### What needs to be done
Send back the entries below exactly as they appear.

* START *

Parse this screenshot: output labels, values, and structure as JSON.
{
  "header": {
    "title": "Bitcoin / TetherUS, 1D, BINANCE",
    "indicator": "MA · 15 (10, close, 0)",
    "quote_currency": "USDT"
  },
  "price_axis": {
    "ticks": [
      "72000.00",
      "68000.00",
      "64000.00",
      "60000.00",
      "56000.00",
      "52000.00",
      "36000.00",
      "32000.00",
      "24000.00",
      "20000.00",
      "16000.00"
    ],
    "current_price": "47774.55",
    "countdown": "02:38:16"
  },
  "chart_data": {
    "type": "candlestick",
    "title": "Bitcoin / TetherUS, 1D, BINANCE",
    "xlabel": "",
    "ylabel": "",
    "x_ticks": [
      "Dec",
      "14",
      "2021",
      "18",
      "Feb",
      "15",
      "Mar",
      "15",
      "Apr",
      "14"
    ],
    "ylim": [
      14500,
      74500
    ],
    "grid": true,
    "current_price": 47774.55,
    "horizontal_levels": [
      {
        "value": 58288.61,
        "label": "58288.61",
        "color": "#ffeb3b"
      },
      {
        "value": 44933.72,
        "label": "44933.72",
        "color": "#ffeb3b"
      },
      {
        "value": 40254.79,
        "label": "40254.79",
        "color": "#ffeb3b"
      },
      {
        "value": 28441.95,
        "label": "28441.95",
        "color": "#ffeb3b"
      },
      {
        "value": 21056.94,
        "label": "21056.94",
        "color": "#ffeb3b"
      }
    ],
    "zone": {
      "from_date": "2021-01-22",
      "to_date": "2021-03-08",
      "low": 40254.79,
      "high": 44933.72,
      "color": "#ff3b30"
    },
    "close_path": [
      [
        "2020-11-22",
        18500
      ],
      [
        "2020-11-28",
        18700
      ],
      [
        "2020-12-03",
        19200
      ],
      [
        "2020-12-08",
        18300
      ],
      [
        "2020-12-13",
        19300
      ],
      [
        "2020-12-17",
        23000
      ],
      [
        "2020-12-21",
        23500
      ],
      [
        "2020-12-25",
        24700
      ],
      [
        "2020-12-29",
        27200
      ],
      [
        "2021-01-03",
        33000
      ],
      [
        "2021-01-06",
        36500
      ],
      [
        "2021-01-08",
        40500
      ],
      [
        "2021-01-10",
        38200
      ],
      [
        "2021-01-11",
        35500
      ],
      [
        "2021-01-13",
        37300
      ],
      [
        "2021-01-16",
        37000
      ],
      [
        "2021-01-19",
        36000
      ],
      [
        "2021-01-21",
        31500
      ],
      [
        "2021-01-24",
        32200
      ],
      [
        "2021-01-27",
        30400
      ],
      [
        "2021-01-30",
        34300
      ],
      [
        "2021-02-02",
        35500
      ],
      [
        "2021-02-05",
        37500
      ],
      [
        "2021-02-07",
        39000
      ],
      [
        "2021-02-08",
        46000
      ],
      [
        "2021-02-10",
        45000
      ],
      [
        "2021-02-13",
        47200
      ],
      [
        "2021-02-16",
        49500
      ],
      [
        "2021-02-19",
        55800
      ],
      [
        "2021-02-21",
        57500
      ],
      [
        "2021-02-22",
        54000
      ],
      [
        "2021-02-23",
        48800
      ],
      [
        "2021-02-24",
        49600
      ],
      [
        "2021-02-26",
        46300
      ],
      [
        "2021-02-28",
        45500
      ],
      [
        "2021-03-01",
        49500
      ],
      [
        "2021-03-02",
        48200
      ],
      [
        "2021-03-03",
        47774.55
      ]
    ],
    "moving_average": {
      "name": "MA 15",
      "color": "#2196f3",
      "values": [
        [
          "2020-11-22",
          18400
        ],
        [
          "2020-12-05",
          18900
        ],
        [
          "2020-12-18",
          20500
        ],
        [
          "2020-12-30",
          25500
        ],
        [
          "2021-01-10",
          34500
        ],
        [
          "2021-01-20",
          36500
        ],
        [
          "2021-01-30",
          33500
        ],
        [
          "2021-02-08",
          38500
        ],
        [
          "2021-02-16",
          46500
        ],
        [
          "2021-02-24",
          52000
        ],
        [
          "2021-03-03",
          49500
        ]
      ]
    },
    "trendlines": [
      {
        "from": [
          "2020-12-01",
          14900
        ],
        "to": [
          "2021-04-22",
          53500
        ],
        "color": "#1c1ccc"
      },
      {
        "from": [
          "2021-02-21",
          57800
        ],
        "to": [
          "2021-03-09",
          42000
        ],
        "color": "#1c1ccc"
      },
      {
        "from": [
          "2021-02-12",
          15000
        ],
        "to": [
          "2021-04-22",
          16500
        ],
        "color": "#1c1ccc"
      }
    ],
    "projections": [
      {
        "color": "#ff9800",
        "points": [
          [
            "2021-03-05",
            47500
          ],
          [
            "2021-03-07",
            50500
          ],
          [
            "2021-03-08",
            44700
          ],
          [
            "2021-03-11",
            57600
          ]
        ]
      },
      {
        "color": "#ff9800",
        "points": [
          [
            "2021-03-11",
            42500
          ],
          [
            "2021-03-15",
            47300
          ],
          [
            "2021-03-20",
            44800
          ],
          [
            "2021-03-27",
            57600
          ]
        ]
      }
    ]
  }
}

* END *

### Output of the task
Parse this screenshot: output labels, values, and structure as JSON.
{
  "header": {
    "title": "Bitcoin / TetherUS, 1D, BINANCE",
    "indicator": "MA · 15 (10, close, 0)",
    "quote_currency": "USDT"
  },
  "price_axis": {
    "ticks": [
      "72000.00",
      "68000.00",
      "64000.00",
      "60000.00",
      "56000.00",
      "52000.00",
      "36000.00",
      "32000.00",
      "24000.00",
      "20000.00",
      "16000.00"
    ],
    "current_price": "47774.55",
    "countdown": "02:38:16"
  },
  "chart_data": {
    "type": "candlestick",
    "title": "Bitcoin / TetherUS, 1D, BINANCE",
    "xlabel": "",
    "ylabel": "",
    "x_ticks": [
      "Dec",
      "14",
      "2021",
      "18",
      "Feb",
      "15",
      "Mar",
      "15",
      "Apr",
      "14"
    ],
    "ylim": [
      14500,
      74500
    ],
    "grid": true,
    "current_price": 47774.55,
    "horizontal_levels": [
      {
        "value": 58288.61,
        "label": "58288.61",
        "color": "#ffeb3b"
      },
      {
        "value": 44933.72,
        "label": "44933.72",
        "color": "#ffeb3b"
      },
      {
        "value": 40254.79,
        "label": "40254.79",
        "color": "#ffeb3b"
      },
      {
        "value": 28441.95,
        "label": "28441.95",
        "color": "#ffeb3b"
      },
      {
        "value": 21056.94,
        "label": "21056.94",
        "color": "#ffeb3b"
      }
    ],
    "zone": {
      "from_date": "2021-01-22",
      "to_date": "2021-03-08",
      "low": 40254.79,
      "high": 44933.72,
      "color": "#ff3b30"
    },
    "close_path": [
      [
        "2020-11-22",
        18500
      ],
      [
        "2020-11-28",
        18700
      ],
      [
        "2020-12-03",
        19200
      ],
      [
        "2020-12-08",
        18300
      ],
      [
        "2020-12-13",
        19300
      ],
      [
        "2020-12-17",
        23000
      ],
      [
        "2020-12-21",
        23500
      ],
      [
        "2020-12-25",
        24700
      ],
      [
        "2020-12-29",
        27200
      ],
      [
        "2021-01-03",
        33000
      ],
      [
        "2021-01-06",
        36500
      ],
      [
        "2021-01-08",
        40500
      ],
      [
        "2021-01-10",
        38200
      ],
      [
        "2021-01-11",
        35500
      ],
      [
        "2021-01-13",
        37300
      ],
      [
        "2021-01-16",
        37000
      ],
      [
        "2021-01-19",
        36000
      ],
      [
        "2021-01-21",
        31500
      ],
      [
        "2021-01-24",
        32200
      ],
      [
        "2021-01-27",
        30400
      ],
      [
        "2021-01-30",
        34300
      ],
      [
        "2021-02-02",
        35500
      ],
      [
        "2021-02-05",
        37500
      ],
      [
        "2021-02-07",
        39000
      ],
      [
        "2021-02-08",
        46000
      ],
      [
        "2021-02-10",
        45000
      ],
      [
        "2021-02-13",
        47200
      ],
      [
        "2021-02-16",
        49500
      ],
      [
        "2021-02-19",
        55800
      ],
      [
        "2021-02-21",
        57500
      ],
      [
        "2021-02-22",
        54000
      ],
      [
        "2021-02-23",
        48800
      ],
      [
        "2021-02-24",
        49600
      ],
      [
        "2021-02-26",
        46300
      ],
      [
        "2021-02-28",
        45500
      ],
      [
        "2021-03-01",
        49500
      ],
      [
        "2021-03-02",
        48200
      ],
      [
        "2021-03-03",
        47774.55
      ]
    ],
    "moving_average": {
      "name": "MA 15",
      "color": "#2196f3",
      "values": [
        [
          "2020-11-22",
          18400
        ],
        [
          "2020-12-05",
          18900
        ],
        [
          "2020-12-18",
          20500
        ],
        [
          "2020-12-30",
          25500
        ],
        [
          "2021-01-10",
          34500
        ],
        [
          "2021-01-20",
          36500
        ],
        [
          "2021-01-30",
          33500
        ],
        [
          "2021-02-08",
          38500
        ],
        [
          "2021-02-16",
          46500
        ],
        [
          "2021-02-24",
          52000
        ],
        [
          "2021-03-03",
          49500
        ]
      ]
    },
    "trendlines": [
      {
        "from": [
          "2020-12-01",
          14900
        ],
        "to": [
          "2021-04-22",
          53500
        ],
        "color": "#1c1ccc"
      },
      {
        "from": [
          "2021-02-21",
          57800
        ],
        "to": [
          "2021-03-09",
          42000
        ],
        "color": "#1c1ccc"
      },
      {
        "from": [
          "2021-02-12",
          15000
        ],
        "to": [
          "2021-04-22",
          16500
        ],
        "color": "#1c1ccc"
      }
    ],
    "projections": [
      {
        "color": "#ff9800",
        "points": [
          [
            "2021-03-05",
            47500
          ],
          [
            "2021-03-07",
            50500
          ],
          [
            "2021-03-08",
            44700
          ],
          [
            "2021-03-11",
            57600
          ]
        ]
      },
      {
        "color": "#ff9800",
        "points": [
          [
            "2021-03-11",
            42500
          ],
          [
            "2021-03-15",
            47300
          ],
          [
            "2021-03-20",
            44800
          ],
          [
            "2021-03-27",
            57600
          ]
        ]
      }
    ]
  }
}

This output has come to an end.